**Exercise requirements**
Copy each line of the material below that includes the string "this".
•••
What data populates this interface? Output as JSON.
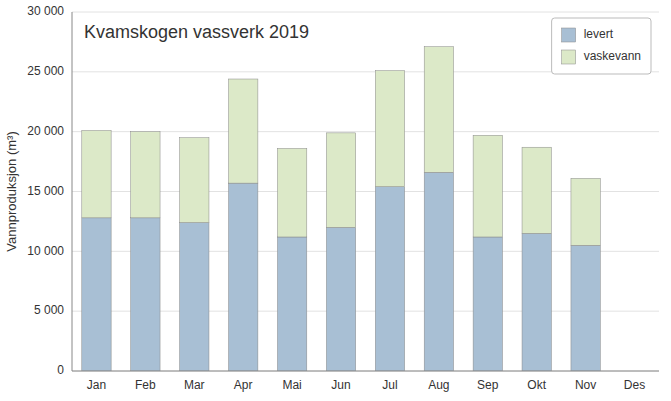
{
  "chart_data": {
    "type": "bar",
    "stacked": true,
    "title": "Kvamskogen vassverk 2019",
    "ylabel": "Vannproduksjon (m³)",
    "categories": [
      "Jan",
      "Feb",
      "Mar",
      "Apr",
      "Mai",
      "Jun",
      "Jul",
      "Aug",
      "Sep",
      "Okt",
      "Nov",
      "Des"
    ],
    "series": [
      {
        "name": "levert",
        "color": "#a8bfd4",
        "values": [
          12800,
          12800,
          12400,
          15700,
          11200,
          12000,
          15400,
          16600,
          11200,
          11500,
          10500,
          0
        ]
      },
      {
        "name": "vaskevann",
        "color": "#dce9c8",
        "values": [
          7300,
          7200,
          7100,
          8700,
          7400,
          7900,
          9700,
          10500,
          8500,
          7200,
          5600,
          0
        ]
      }
    ],
    "ylim": [
      0,
      30000
    ],
    "yticks": [
      0,
      {
        "value": 5000,
        "label": "5 000"
      },
      {
        "value": 10000,
        "label": "10 000"
      },
      {
        "value": 15000,
        "label": "15 000"
      },
      {
        "value": 20000,
        "label": "20 000"
      },
      {
        "value": 25000,
        "label": "25 000"
      },
      {
        "value": 30000,
        "label": "30 000"
      }
    ],
    "grid": true,
    "legend": "upper right"
  }
}
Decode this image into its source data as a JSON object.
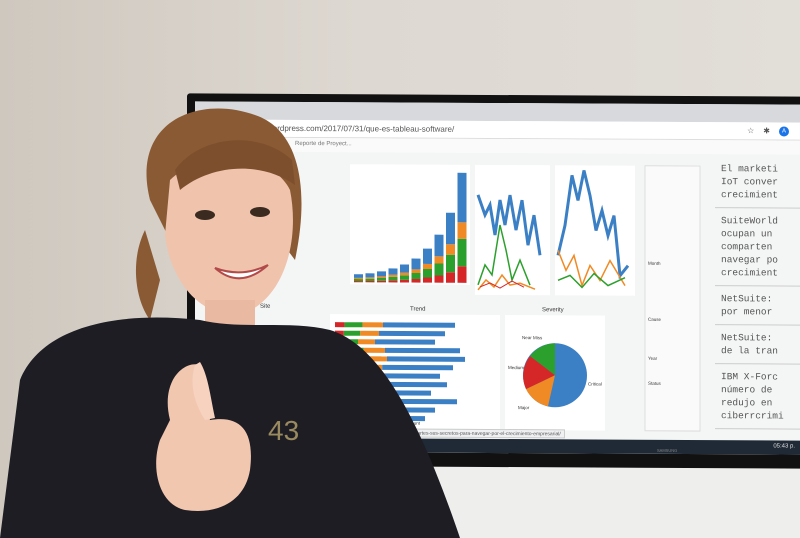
•••
**In response**
What data populates this interface? Output as JSON.
Decode this image into its source data as a JSON object.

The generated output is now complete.